__WHAT IS EXPECTED__
Each entry below should be reproduced character for character.

__GIVEN RECORDS__

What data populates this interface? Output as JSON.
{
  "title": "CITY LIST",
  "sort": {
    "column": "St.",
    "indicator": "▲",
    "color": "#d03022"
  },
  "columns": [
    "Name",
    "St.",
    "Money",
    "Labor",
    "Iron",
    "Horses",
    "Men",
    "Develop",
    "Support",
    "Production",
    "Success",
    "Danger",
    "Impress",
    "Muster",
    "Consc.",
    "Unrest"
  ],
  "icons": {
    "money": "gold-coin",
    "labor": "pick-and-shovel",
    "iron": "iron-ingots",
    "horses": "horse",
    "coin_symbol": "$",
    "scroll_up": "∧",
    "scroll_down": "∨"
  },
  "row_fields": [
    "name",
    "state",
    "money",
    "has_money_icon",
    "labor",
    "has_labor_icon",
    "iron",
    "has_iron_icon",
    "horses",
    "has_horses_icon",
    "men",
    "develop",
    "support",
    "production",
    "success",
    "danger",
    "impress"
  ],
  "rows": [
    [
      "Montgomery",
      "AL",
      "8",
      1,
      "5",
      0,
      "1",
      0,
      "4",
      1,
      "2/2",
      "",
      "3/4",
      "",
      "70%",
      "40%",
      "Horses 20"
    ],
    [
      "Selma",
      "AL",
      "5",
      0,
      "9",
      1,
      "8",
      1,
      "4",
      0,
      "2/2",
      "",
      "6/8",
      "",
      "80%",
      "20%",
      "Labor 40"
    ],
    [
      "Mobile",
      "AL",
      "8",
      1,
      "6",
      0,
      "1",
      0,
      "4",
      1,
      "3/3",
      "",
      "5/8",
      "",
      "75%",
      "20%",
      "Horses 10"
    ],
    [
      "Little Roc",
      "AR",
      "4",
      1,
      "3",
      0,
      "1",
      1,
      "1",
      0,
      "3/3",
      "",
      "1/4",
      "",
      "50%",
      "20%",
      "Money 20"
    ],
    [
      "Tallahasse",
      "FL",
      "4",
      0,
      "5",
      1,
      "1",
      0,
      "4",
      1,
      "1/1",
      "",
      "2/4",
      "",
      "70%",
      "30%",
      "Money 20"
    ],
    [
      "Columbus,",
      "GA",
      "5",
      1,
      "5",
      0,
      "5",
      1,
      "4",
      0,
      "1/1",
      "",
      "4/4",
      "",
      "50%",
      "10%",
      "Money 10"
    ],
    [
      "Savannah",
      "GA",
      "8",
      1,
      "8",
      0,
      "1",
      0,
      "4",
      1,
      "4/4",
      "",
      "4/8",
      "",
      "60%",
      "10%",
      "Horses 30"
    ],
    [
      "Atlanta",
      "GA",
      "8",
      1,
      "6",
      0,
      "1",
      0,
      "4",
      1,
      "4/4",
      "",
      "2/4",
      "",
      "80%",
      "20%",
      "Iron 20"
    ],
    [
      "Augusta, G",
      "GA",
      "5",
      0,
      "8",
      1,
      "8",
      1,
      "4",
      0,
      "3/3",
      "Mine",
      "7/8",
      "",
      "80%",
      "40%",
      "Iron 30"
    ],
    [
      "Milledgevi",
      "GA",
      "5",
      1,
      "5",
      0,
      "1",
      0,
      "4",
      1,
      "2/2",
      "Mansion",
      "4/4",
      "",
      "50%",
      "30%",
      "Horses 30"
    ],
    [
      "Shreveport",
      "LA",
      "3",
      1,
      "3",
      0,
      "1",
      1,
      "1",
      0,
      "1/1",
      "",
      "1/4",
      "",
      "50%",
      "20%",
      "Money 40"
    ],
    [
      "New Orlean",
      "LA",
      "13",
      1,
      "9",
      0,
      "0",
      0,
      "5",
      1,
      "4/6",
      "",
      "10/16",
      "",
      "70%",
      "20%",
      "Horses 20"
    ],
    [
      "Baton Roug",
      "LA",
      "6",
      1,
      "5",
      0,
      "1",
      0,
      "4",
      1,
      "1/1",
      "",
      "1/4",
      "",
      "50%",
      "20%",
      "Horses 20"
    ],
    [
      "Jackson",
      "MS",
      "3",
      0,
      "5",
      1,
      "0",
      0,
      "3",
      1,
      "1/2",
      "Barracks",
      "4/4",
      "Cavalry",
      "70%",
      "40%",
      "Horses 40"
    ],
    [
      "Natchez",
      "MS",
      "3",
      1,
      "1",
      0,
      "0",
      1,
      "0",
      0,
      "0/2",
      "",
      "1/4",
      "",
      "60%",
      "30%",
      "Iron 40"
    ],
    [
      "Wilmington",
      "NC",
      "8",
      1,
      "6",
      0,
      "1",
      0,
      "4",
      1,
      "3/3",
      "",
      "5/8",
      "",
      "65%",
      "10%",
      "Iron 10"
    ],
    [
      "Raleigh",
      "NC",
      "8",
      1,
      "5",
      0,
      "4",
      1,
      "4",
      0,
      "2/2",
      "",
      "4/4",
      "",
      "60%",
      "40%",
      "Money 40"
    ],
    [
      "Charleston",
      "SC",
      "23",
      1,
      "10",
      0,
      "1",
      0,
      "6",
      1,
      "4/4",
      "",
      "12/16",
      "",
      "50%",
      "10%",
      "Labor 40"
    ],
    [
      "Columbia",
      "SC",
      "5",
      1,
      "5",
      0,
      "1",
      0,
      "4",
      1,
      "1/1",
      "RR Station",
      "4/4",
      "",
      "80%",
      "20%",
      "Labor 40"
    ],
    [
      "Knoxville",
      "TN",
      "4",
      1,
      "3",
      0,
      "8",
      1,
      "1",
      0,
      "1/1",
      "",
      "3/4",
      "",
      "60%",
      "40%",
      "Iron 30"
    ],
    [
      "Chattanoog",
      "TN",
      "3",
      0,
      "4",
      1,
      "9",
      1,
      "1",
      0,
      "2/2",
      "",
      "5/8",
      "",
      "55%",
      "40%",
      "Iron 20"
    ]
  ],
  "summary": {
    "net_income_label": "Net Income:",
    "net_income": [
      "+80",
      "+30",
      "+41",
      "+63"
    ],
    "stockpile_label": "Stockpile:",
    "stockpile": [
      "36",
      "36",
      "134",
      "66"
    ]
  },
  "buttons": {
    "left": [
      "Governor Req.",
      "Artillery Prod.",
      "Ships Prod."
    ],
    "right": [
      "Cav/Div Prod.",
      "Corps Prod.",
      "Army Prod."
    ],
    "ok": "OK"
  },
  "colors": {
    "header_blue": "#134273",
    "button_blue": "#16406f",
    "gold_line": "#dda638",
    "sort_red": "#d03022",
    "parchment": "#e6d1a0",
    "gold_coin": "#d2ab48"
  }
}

__WRITTEN ANSWER__
What data populates this interface? Output as JSON.
{
  "title": "CITY LIST",
  "sort": {
    "column": "St.",
    "indicator": "▲",
    "color": "#d03022"
  },
  "columns": [
    "Name",
    "St.",
    "Money",
    "Labor",
    "Iron",
    "Horses",
    "Men",
    "Develop",
    "Support",
    "Production",
    "Success",
    "Danger",
    "Impress",
    "Muster",
    "Consc.",
    "Unrest"
  ],
  "icons": {
    "money": "gold-coin",
    "labor": "pick-and-shovel",
    "iron": "iron-ingots",
    "horses": "horse",
    "coin_symbol": "$",
    "scroll_up": "∧",
    "scroll_down": "∨"
  },
  "row_fields": [
    "name",
    "state",
    "money",
    "has_money_icon",
    "labor",
    "has_labor_icon",
    "iron",
    "has_iron_icon",
    "horses",
    "has_horses_icon",
    "men",
    "develop",
    "support",
    "production",
    "success",
    "danger",
    "impress"
  ],
  "rows": [
    [
      "Montgomery",
      "AL",
      "8",
      1,
      "5",
      0,
      "1",
      0,
      "4",
      1,
      "2/2",
      "",
      "3/4",
      "",
      "70%",
      "40%",
      "Horses 20"
    ],
    [
      "Selma",
      "AL",
      "5",
      0,
      "9",
      1,
      "8",
      1,
      "4",
      0,
      "2/2",
      "",
      "6/8",
      "",
      "80%",
      "20%",
      "Labor 40"
    ],
    [
      "Mobile",
      "AL",
      "8",
      1,
      "6",
      0,
      "1",
      0,
      "4",
      1,
      "3/3",
      "",
      "5/8",
      "",
      "75%",
      "20%",
      "Horses 10"
    ],
    [
      "Little Roc",
      "AR",
      "4",
      1,
      "3",
      0,
      "1",
      1,
      "1",
      0,
      "3/3",
      "",
      "1/4",
      "",
      "50%",
      "20%",
      "Money 20"
    ],
    [
      "Tallahasse",
      "FL",
      "4",
      0,
      "5",
      1,
      "1",
      0,
      "4",
      1,
      "1/1",
      "",
      "2/4",
      "",
      "70%",
      "30%",
      "Money 20"
    ],
    [
      "Columbus,",
      "GA",
      "5",
      1,
      "5",
      0,
      "5",
      1,
      "4",
      0,
      "1/1",
      "",
      "4/4",
      "",
      "50%",
      "10%",
      "Money 10"
    ],
    [
      "Savannah",
      "GA",
      "8",
      1,
      "8",
      0,
      "1",
      0,
      "4",
      1,
      "4/4",
      "",
      "4/8",
      "",
      "60%",
      "10%",
      "Horses 30"
    ],
    [
      "Atlanta",
      "GA",
      "8",
      1,
      "6",
      0,
      "1",
      0,
      "4",
      1,
      "4/4",
      "",
      "2/4",
      "",
      "80%",
      "20%",
      "Iron 20"
    ],
    [
      "Augusta, G",
      "GA",
      "5",
      0,
      "8",
      1,
      "8",
      1,
      "4",
      0,
      "3/3",
      "Mine",
      "7/8",
      "",
      "80%",
      "40%",
      "Iron 30"
    ],
    [
      "Milledgevi",
      "GA",
      "5",
      1,
      "5",
      0,
      "1",
      0,
      "4",
      1,
      "2/2",
      "Mansion",
      "4/4",
      "",
      "50%",
      "30%",
      "Horses 30"
    ],
    [
      "Shreveport",
      "LA",
      "3",
      1,
      "3",
      0,
      "1",
      1,
      "1",
      0,
      "1/1",
      "",
      "1/4",
      "",
      "50%",
      "20%",
      "Money 40"
    ],
    [
      "New Orlean",
      "LA",
      "13",
      1,
      "9",
      0,
      "0",
      0,
      "5",
      1,
      "4/6",
      "",
      "10/16",
      "",
      "70%",
      "20%",
      "Horses 20"
    ],
    [
      "Baton Roug",
      "LA",
      "6",
      1,
      "5",
      0,
      "1",
      0,
      "4",
      1,
      "1/1",
      "",
      "1/4",
      "",
      "50%",
      "20%",
      "Horses 20"
    ],
    [
      "Jackson",
      "MS",
      "3",
      0,
      "5",
      1,
      "0",
      0,
      "3",
      1,
      "1/2",
      "Barracks",
      "4/4",
      "Cavalry",
      "70%",
      "40%",
      "Horses 40"
    ],
    [
      "Natchez",
      "MS",
      "3",
      1,
      "1",
      0,
      "0",
      1,
      "0",
      0,
      "0/2",
      "",
      "1/4",
      "",
      "60%",
      "30%",
      "Iron 40"
    ],
    [
      "Wilmington",
      "NC",
      "8",
      1,
      "6",
      0,
      "1",
      0,
      "4",
      1,
      "3/3",
      "",
      "5/8",
      "",
      "65%",
      "10%",
      "Iron 10"
    ],
    [
      "Raleigh",
      "NC",
      "8",
      1,
      "5",
      0,
      "4",
      1,
      "4",
      0,
      "2/2",
      "",
      "4/4",
      "",
      "60%",
      "40%",
      "Money 40"
    ],
    [
      "Charleston",
      "SC",
      "23",
      1,
      "10",
      0,
      "1",
      0,
      "6",
      1,
      "4/4",
      "",
      "12/16",
      "",
      "50%",
      "10%",
      "Labor 40"
    ],
    [
      "Columbia",
      "SC",
      "5",
      1,
      "5",
      0,
      "1",
      0,
      "4",
      1,
      "1/1",
      "RR Station",
      "4/4",
      "",
      "80%",
      "20%",
      "Labor 40"
    ],
    [
      "Knoxville",
      "TN",
      "4",
      1,
      "3",
      0,
      "8",
      1,
      "1",
      0,
      "1/1",
      "",
      "3/4",
      "",
      "60%",
      "40%",
      "Iron 30"
    ],
    [
      "Chattanoog",
      "TN",
      "3",
      0,
      "4",
      1,
      "9",
      1,
      "1",
      0,
      "2/2",
      "",
      "5/8",
      "",
      "55%",
      "40%",
      "Iron 20"
    ]
  ],
  "summary": {
    "net_income_label": "Net Income:",
    "net_income": [
      "+80",
      "+30",
      "+41",
      "+63"
    ],
    "stockpile_label": "Stockpile:",
    "stockpile": [
      "36",
      "36",
      "134",
      "66"
    ]
  },
  "buttons": {
    "left": [
      "Governor Req.",
      "Artillery Prod.",
      "Ships Prod."
    ],
    "right": [
      "Cav/Div Prod.",
      "Corps Prod.",
      "Army Prod."
    ],
    "ok": "OK"
  },
  "colors": {
    "header_blue": "#134273",
    "button_blue": "#16406f",
    "gold_line": "#dda638",
    "sort_red": "#d03022",
    "parchment": "#e6d1a0",
    "gold_coin": "#d2ab48"
  }
}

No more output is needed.